- **DO THIS**
Restate the entire listing word for word.

::: RECORD EXCERPTS :::

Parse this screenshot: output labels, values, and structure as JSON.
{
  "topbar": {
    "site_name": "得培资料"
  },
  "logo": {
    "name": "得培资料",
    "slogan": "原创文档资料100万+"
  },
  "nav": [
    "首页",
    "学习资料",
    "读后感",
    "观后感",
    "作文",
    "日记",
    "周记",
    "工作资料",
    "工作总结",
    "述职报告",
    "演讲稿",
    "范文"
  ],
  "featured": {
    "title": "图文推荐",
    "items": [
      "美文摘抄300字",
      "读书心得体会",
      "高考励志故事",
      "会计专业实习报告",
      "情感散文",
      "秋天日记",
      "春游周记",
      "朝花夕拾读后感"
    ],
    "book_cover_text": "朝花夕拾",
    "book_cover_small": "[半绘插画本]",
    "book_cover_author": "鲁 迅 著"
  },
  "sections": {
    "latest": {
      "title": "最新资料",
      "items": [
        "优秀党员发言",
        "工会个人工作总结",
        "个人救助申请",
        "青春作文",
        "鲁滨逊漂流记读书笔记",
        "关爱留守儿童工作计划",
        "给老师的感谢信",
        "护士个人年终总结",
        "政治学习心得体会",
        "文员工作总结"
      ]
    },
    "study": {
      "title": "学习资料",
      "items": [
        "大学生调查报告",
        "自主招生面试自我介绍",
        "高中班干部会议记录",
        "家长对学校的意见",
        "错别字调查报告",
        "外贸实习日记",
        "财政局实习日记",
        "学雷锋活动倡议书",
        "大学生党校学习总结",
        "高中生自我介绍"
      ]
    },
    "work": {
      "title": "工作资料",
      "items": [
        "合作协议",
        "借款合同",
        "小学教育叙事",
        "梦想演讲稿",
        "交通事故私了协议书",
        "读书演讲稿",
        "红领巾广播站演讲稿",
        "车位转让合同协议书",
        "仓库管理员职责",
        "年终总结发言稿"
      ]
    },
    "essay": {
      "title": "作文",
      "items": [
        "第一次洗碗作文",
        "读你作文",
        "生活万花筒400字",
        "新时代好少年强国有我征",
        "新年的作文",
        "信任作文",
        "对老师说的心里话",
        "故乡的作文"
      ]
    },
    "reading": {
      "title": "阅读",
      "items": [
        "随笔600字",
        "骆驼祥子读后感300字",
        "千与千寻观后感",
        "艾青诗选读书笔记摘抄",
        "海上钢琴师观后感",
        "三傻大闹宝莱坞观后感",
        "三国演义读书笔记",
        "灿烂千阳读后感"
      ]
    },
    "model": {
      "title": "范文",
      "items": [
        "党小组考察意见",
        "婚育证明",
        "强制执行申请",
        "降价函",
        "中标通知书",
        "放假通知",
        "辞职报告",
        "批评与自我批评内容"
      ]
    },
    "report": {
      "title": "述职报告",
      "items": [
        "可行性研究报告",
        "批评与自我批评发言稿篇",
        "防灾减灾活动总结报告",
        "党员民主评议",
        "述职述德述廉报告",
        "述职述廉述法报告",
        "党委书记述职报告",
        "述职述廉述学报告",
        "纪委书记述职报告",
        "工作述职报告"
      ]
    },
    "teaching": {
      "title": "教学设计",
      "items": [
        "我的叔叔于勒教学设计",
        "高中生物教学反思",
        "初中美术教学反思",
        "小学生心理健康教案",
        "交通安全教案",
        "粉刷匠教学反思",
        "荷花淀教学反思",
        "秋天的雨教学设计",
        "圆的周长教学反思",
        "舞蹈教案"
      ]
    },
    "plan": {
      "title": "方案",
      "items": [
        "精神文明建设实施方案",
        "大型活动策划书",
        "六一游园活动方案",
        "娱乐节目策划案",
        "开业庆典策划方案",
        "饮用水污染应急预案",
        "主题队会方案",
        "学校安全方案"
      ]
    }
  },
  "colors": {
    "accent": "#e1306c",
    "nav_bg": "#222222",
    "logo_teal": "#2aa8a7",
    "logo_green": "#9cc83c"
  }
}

:::

- **TASK SOLUTION**
Parse this screenshot: output labels, values, and structure as JSON.
{
  "topbar": {
    "site_name": "得培资料"
  },
  "logo": {
    "name": "得培资料",
    "slogan": "原创文档资料100万+"
  },
  "nav": [
    "首页",
    "学习资料",
    "读后感",
    "观后感",
    "作文",
    "日记",
    "周记",
    "工作资料",
    "工作总结",
    "述职报告",
    "演讲稿",
    "范文"
  ],
  "featured": {
    "title": "图文推荐",
    "items": [
      "美文摘抄300字",
      "读书心得体会",
      "高考励志故事",
      "会计专业实习报告",
      "情感散文",
      "秋天日记",
      "春游周记",
      "朝花夕拾读后感"
    ],
    "book_cover_text": "朝花夕拾",
    "book_cover_small": "[半绘插画本]",
    "book_cover_author": "鲁 迅 著"
  },
  "sections": {
    "latest": {
      "title": "最新资料",
      "items": [
        "优秀党员发言",
        "工会个人工作总结",
        "个人救助申请",
        "青春作文",
        "鲁滨逊漂流记读书笔记",
        "关爱留守儿童工作计划",
        "给老师的感谢信",
        "护士个人年终总结",
        "政治学习心得体会",
        "文员工作总结"
      ]
    },
    "study": {
      "title": "学习资料",
      "items": [
        "大学生调查报告",
        "自主招生面试自我介绍",
        "高中班干部会议记录",
        "家长对学校的意见",
        "错别字调查报告",
        "外贸实习日记",
        "财政局实习日记",
        "学雷锋活动倡议书",
        "大学生党校学习总结",
        "高中生自我介绍"
      ]
    },
    "work": {
      "title": "工作资料",
      "items": [
        "合作协议",
        "借款合同",
        "小学教育叙事",
        "梦想演讲稿",
        "交通事故私了协议书",
        "读书演讲稿",
        "红领巾广播站演讲稿",
        "车位转让合同协议书",
        "仓库管理员职责",
        "年终总结发言稿"
      ]
    },
    "essay": {
      "title": "作文",
      "items": [
        "第一次洗碗作文",
        "读你作文",
        "生活万花筒400字",
        "新时代好少年强国有我征",
        "新年的作文",
        "信任作文",
        "对老师说的心里话",
        "故乡的作文"
      ]
    },
    "reading": {
      "title": "阅读",
      "items": [
        "随笔600字",
        "骆驼祥子读后感300字",
        "千与千寻观后感",
        "艾青诗选读书笔记摘抄",
        "海上钢琴师观后感",
        "三傻大闹宝莱坞观后感",
        "三国演义读书笔记",
        "灿烂千阳读后感"
      ]
    },
    "model": {
      "title": "范文",
      "items": [
        "党小组考察意见",
        "婚育证明",
        "强制执行申请",
        "降价函",
        "中标通知书",
        "放假通知",
        "辞职报告",
        "批评与自我批评内容"
      ]
    },
    "report": {
      "title": "述职报告",
      "items": [
        "可行性研究报告",
        "批评与自我批评发言稿篇",
        "防灾减灾活动总结报告",
        "党员民主评议",
        "述职述德述廉报告",
        "述职述廉述法报告",
        "党委书记述职报告",
        "述职述廉述学报告",
        "纪委书记述职报告",
        "工作述职报告"
      ]
    },
    "teaching": {
      "title": "教学设计",
      "items": [
        "我的叔叔于勒教学设计",
        "高中生物教学反思",
        "初中美术教学反思",
        "小学生心理健康教案",
        "交通安全教案",
        "粉刷匠教学反思",
        "荷花淀教学反思",
        "秋天的雨教学设计",
        "圆的周长教学反思",
        "舞蹈教案"
      ]
    },
    "plan": {
      "title": "方案",
      "items": [
        "精神文明建设实施方案",
        "大型活动策划书",
        "六一游园活动方案",
        "娱乐节目策划案",
        "开业庆典策划方案",
        "饮用水污染应急预案",
        "主题队会方案",
        "学校安全方案"
      ]
    }
  },
  "colors": {
    "accent": "#e1306c",
    "nav_bg": "#222222",
    "logo_teal": "#2aa8a7",
    "logo_green": "#9cc83c"
  }
}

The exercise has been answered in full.